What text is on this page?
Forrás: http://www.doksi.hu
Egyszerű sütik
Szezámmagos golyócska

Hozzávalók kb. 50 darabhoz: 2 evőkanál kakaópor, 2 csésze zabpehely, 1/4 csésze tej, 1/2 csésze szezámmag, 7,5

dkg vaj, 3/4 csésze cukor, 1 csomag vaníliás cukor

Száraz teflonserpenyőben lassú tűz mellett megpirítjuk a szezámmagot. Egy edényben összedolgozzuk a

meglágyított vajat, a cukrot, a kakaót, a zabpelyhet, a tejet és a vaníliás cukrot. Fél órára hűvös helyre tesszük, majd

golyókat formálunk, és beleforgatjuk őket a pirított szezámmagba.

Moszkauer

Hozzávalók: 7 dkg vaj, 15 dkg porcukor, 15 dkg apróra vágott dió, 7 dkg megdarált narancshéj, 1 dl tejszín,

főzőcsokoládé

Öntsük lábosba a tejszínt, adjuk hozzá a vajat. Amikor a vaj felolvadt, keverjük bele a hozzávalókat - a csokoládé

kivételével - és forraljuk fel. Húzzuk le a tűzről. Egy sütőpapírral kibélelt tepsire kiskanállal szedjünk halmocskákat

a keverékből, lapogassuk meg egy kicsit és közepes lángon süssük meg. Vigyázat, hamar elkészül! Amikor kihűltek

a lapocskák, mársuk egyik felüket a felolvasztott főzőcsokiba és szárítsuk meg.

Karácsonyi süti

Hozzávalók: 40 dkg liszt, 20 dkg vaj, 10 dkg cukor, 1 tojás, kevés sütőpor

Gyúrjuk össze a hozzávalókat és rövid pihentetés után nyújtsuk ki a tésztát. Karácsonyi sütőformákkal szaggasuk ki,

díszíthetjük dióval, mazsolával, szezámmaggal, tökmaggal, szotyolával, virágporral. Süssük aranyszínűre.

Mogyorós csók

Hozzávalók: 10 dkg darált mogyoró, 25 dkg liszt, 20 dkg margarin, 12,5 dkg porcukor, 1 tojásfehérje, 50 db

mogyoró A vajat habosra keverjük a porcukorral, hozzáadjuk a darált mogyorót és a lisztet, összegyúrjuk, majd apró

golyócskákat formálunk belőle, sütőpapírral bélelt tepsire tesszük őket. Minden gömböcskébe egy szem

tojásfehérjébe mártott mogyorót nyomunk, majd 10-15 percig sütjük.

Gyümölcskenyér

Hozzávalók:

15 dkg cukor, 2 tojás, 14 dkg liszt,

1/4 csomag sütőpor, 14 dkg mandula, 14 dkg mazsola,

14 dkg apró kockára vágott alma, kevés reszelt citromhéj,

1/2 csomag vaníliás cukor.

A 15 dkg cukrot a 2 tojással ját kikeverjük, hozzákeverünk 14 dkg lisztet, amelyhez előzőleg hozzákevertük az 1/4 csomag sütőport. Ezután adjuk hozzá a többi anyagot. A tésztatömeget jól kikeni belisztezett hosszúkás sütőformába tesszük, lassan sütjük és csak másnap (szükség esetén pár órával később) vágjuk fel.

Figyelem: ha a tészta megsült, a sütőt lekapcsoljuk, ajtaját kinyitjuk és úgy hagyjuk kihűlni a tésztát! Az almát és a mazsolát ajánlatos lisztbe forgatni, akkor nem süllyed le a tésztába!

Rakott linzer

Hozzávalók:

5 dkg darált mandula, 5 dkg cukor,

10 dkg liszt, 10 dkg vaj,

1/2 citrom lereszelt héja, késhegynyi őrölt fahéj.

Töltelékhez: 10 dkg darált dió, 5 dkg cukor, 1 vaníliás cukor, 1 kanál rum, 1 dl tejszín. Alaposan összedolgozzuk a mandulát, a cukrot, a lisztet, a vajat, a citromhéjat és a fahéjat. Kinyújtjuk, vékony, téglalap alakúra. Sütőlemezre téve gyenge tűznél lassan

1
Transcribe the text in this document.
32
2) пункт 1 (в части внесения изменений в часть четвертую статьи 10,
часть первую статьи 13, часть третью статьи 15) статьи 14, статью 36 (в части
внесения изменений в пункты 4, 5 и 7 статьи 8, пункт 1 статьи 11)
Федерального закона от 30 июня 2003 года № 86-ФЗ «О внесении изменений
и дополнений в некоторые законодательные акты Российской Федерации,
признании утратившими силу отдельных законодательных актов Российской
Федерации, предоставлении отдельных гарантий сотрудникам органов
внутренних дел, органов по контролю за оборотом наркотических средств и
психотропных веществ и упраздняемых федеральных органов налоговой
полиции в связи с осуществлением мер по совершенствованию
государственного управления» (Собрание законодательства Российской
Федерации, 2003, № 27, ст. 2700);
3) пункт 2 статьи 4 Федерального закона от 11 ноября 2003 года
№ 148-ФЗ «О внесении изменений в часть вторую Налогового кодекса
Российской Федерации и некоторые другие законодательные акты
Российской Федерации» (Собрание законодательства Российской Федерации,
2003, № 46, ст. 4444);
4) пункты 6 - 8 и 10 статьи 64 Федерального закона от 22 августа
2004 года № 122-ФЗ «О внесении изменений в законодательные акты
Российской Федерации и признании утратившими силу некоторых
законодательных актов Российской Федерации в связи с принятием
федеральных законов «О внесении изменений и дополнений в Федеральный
++++++++
◆ **TASK OBJECTIVE**
Extract each line of the material exactly as it stands.

◆ **SOLUTION BELOW**
What text is on this page?
Forrás: http://www.doksi.hu
Egyszerű sütik
Szezámmagos golyócska

Hozzávalók kb. 50 darabhoz: 2 evőkanál kakaópor, 2 csésze zabpehely, 1/4 csésze tej, 1/2 csésze szezámmag, 7,5

dkg vaj, 3/4 csésze cukor, 1 csomag vaníliás cukor

Száraz teflonserpenyőben lassú tűz mellett megpirítjuk a szezámmagot. Egy edényben összedolgozzuk a

meglágyított vajat, a cukrot, a kakaót, a zabpelyhet, a tejet és a vaníliás cukrot. Fél órára hűvös helyre tesszük, majd

golyókat formálunk, és beleforgatjuk őket a pirított szezámmagba.

Moszkauer

Hozzávalók: 7 dkg vaj, 15 dkg porcukor, 15 dkg apróra vágott dió, 7 dkg megdarált narancshéj, 1 dl tejszín,

főzőcsokoládé

Öntsük lábosba a tejszínt, adjuk hozzá a vajat. Amikor a vaj felolvadt, keverjük bele a hozzávalókat - a csokoládé

kivételével - és forraljuk fel. Húzzuk le a tűzről. Egy sütőpapírral kibélelt tepsire kiskanállal szedjünk halmocskákat

a keverékből, lapogassuk meg egy kicsit és közepes lángon süssük meg. Vigyázat, hamar elkészül! Amikor kihűltek

a lapocskák, mársuk egyik felüket a felolvasztott főzőcsokiba és szárítsuk meg.

Karácsonyi süti

Hozzávalók: 40 dkg liszt, 20 dkg vaj, 10 dkg cukor, 1 tojás, kevés sütőpor

Gyúrjuk össze a hozzávalókat és rövid pihentetés után nyújtsuk ki a tésztát. Karácsonyi sütőformákkal szaggasuk ki,

díszíthetjük dióval, mazsolával, szezámmaggal, tökmaggal, szotyolával, virágporral. Süssük aranyszínűre.

Mogyorós csók

Hozzávalók: 10 dkg darált mogyoró, 25 dkg liszt, 20 dkg margarin, 12,5 dkg porcukor, 1 tojásfehérje, 50 db

mogyoró A vajat habosra keverjük a porcukorral, hozzáadjuk a darált mogyorót és a lisztet, összegyúrjuk, majd apró

golyócskákat formálunk belőle, sütőpapírral bélelt tepsire tesszük őket. Minden gömböcskébe egy szem

tojásfehérjébe mártott mogyorót nyomunk, majd 10-15 percig sütjük.

Gyümölcskenyér

Hozzávalók:

15 dkg cukor, 2 tojás, 14 dkg liszt,

1/4 csomag sütőpor, 14 dkg mandula, 14 dkg mazsola,

14 dkg apró kockára vágott alma, kevés reszelt citromhéj,

1/2 csomag vaníliás cukor.

A 15 dkg cukrot a 2 tojással ját kikeverjük, hozzákeverünk 14 dkg lisztet, amelyhez előzőleg hozzákevertük az 1/4 csomag sütőport. Ezután adjuk hozzá a többi anyagot. A tésztatömeget jól kikeni belisztezett hosszúkás sütőformába tesszük, lassan sütjük és csak másnap (szükség esetén pár órával később) vágjuk fel.

Figyelem: ha a tészta megsült, a sütőt lekapcsoljuk, ajtaját kinyitjuk és úgy hagyjuk kihűlni a tésztát! Az almát és a mazsolát ajánlatos lisztbe forgatni, akkor nem süllyed le a tésztába!

Rakott linzer

Hozzávalók:

5 dkg darált mandula, 5 dkg cukor,

10 dkg liszt, 10 dkg vaj,

1/2 citrom lereszelt héja, késhegynyi őrölt fahéj.

Töltelékhez: 10 dkg darált dió, 5 dkg cukor, 1 vaníliás cukor, 1 kanál rum, 1 dl tejszín. Alaposan összedolgozzuk a mandulát, a cukrot, a lisztet, a vajat, a citromhéjat és a fahéjat. Kinyújtjuk, vékony, téglalap alakúra. Sütőlemezre téve gyenge tűznél lassan

1
Transcribe the text in this document.
32
2) пункт 1 (в части внесения изменений в часть четвертую статьи 10,
часть первую статьи 13, часть третью статьи 15) статьи 14, статью 36 (в части
внесения изменений в пункты 4, 5 и 7 статьи 8, пункт 1 статьи 11)
Федерального закона от 30 июня 2003 года № 86-ФЗ «О внесении изменений
и дополнений в некоторые законодательные акты Российской Федерации,
признании утратившими силу отдельных законодательных актов Российской
Федерации, предоставлении отдельных гарантий сотрудникам органов
внутренних дел, органов по контролю за оборотом наркотических средств и
психотропных веществ и упраздняемых федеральных органов налоговой
полиции в связи с осуществлением мер по совершенствованию
государственного управления» (Собрание законодательства Российской
Федерации, 2003, № 27, ст. 2700);
3) пункт 2 статьи 4 Федерального закона от 11 ноября 2003 года
№ 148-ФЗ «О внесении изменений в часть вторую Налогового кодекса
Российской Федерации и некоторые другие законодательные акты
Российской Федерации» (Собрание законодательства Российской Федерации,
2003, № 46, ст. 4444);
4) пункты 6 - 8 и 10 статьи 64 Федерального закона от 22 августа
2004 года № 122-ФЗ «О внесении изменений в законодательные акты
Российской Федерации и признании утратившими силу некоторых
законодательных актов Российской Федерации в связи с принятием
федеральных законов «О внесении изменений и дополнений в Федеральный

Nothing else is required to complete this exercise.